§ **Records for the task**:

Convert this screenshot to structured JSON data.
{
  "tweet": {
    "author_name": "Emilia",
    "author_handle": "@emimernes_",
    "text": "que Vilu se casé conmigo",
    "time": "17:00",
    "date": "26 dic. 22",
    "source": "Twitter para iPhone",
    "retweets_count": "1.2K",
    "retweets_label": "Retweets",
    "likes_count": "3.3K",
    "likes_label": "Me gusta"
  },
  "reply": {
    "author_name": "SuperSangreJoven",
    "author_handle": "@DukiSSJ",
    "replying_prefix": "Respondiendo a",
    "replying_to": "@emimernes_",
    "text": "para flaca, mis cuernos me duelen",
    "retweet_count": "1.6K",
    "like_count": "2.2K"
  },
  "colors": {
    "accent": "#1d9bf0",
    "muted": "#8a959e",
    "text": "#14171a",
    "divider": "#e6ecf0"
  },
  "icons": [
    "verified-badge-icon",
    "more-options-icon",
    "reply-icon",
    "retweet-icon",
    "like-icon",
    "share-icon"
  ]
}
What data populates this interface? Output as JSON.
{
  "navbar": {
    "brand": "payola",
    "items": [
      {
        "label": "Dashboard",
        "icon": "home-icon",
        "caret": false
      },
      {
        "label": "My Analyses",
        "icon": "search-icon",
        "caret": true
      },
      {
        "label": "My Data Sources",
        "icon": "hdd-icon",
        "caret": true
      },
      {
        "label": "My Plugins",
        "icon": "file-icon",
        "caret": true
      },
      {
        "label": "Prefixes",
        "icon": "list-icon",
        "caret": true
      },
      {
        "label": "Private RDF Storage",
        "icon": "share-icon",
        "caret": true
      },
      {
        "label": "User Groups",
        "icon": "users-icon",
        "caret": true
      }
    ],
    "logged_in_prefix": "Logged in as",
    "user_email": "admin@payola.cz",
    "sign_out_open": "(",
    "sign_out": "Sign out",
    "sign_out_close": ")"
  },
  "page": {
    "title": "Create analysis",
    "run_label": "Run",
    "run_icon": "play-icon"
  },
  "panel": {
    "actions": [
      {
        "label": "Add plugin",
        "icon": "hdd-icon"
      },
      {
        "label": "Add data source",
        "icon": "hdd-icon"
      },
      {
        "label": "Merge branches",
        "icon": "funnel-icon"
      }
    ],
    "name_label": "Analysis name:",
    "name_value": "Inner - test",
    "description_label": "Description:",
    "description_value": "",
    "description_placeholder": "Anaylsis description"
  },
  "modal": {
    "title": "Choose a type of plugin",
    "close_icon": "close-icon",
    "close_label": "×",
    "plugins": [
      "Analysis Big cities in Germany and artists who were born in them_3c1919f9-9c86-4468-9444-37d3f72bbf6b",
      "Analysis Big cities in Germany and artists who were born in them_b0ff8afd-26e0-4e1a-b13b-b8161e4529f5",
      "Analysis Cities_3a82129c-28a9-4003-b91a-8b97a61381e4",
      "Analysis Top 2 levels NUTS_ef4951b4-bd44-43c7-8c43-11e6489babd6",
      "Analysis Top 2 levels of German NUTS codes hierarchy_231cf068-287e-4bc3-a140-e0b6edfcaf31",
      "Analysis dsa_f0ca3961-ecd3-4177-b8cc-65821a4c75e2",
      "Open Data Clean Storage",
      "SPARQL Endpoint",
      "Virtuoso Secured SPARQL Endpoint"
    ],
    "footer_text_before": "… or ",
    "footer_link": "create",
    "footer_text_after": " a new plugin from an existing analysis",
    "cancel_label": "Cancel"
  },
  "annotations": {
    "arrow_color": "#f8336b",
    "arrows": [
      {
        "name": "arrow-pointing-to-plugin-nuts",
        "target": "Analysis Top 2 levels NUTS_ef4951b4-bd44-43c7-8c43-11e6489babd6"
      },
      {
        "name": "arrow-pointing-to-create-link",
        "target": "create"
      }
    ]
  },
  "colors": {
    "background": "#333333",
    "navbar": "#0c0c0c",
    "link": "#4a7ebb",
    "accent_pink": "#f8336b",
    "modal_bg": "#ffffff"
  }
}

§ **What you have to do**:
Copy all of the material word for word.

§ **The solution**:
Convert this screenshot to structured JSON data.
{
  "tweet": {
    "author_name": "Emilia",
    "author_handle": "@emimernes_",
    "text": "que Vilu se casé conmigo",
    "time": "17:00",
    "date": "26 dic. 22",
    "source": "Twitter para iPhone",
    "retweets_count": "1.2K",
    "retweets_label": "Retweets",
    "likes_count": "3.3K",
    "likes_label": "Me gusta"
  },
  "reply": {
    "author_name": "SuperSangreJoven",
    "author_handle": "@DukiSSJ",
    "replying_prefix": "Respondiendo a",
    "replying_to": "@emimernes_",
    "text": "para flaca, mis cuernos me duelen",
    "retweet_count": "1.6K",
    "like_count": "2.2K"
  },
  "colors": {
    "accent": "#1d9bf0",
    "muted": "#8a959e",
    "text": "#14171a",
    "divider": "#e6ecf0"
  },
  "icons": [
    "verified-badge-icon",
    "more-options-icon",
    "reply-icon",
    "retweet-icon",
    "like-icon",
    "share-icon"
  ]
}
What data populates this interface? Output as JSON.
{
  "navbar": {
    "brand": "payola",
    "items": [
      {
        "label": "Dashboard",
        "icon": "home-icon",
        "caret": false
      },
      {
        "label": "My Analyses",
        "icon": "search-icon",
        "caret": true
      },
      {
        "label": "My Data Sources",
        "icon": "hdd-icon",
        "caret": true
      },
      {
        "label": "My Plugins",
        "icon": "file-icon",
        "caret": true
      },
      {
        "label": "Prefixes",
        "icon": "list-icon",
        "caret": true
      },
      {
        "label": "Private RDF Storage",
        "icon": "share-icon",
        "caret": true
      },
      {
        "label": "User Groups",
        "icon": "users-icon",
        "caret": true
      }
    ],
    "logged_in_prefix": "Logged in as",
    "user_email": "admin@payola.cz",
    "sign_out_open": "(",
    "sign_out": "Sign out",
    "sign_out_close": ")"
  },
  "page": {
    "title": "Create analysis",
    "run_label": "Run",
    "run_icon": "play-icon"
  },
  "panel": {
    "actions": [
      {
        "label": "Add plugin",
        "icon": "hdd-icon"
      },
      {
        "label": "Add data source",
        "icon": "hdd-icon"
      },
      {
        "label": "Merge branches",
        "icon": "funnel-icon"
      }
    ],
    "name_label": "Analysis name:",
    "name_value": "Inner - test",
    "description_label": "Description:",
    "description_value": "",
    "description_placeholder": "Anaylsis description"
  },
  "modal": {
    "title": "Choose a type of plugin",
    "close_icon": "close-icon",
    "close_label": "×",
    "plugins": [
      "Analysis Big cities in Germany and artists who were born in them_3c1919f9-9c86-4468-9444-37d3f72bbf6b",
      "Analysis Big cities in Germany and artists who were born in them_b0ff8afd-26e0-4e1a-b13b-b8161e4529f5",
      "Analysis Cities_3a82129c-28a9-4003-b91a-8b97a61381e4",
      "Analysis Top 2 levels NUTS_ef4951b4-bd44-43c7-8c43-11e6489babd6",
      "Analysis Top 2 levels of German NUTS codes hierarchy_231cf068-287e-4bc3-a140-e0b6edfcaf31",
      "Analysis dsa_f0ca3961-ecd3-4177-b8cc-65821a4c75e2",
      "Open Data Clean Storage",
      "SPARQL Endpoint",
      "Virtuoso Secured SPARQL Endpoint"
    ],
    "footer_text_before": "… or ",
    "footer_link": "create",
    "footer_text_after": " a new plugin from an existing analysis",
    "cancel_label": "Cancel"
  },
  "annotations": {
    "arrow_color": "#f8336b",
    "arrows": [
      {
        "name": "arrow-pointing-to-plugin-nuts",
        "target": "Analysis Top 2 levels NUTS_ef4951b4-bd44-43c7-8c43-11e6489babd6"
      },
      {
        "name": "arrow-pointing-to-create-link",
        "target": "create"
      }
    ]
  },
  "colors": {
    "background": "#333333",
    "navbar": "#0c0c0c",
    "link": "#4a7ebb",
    "accent_pink": "#f8336b",
    "modal_bg": "#ffffff"
  }
}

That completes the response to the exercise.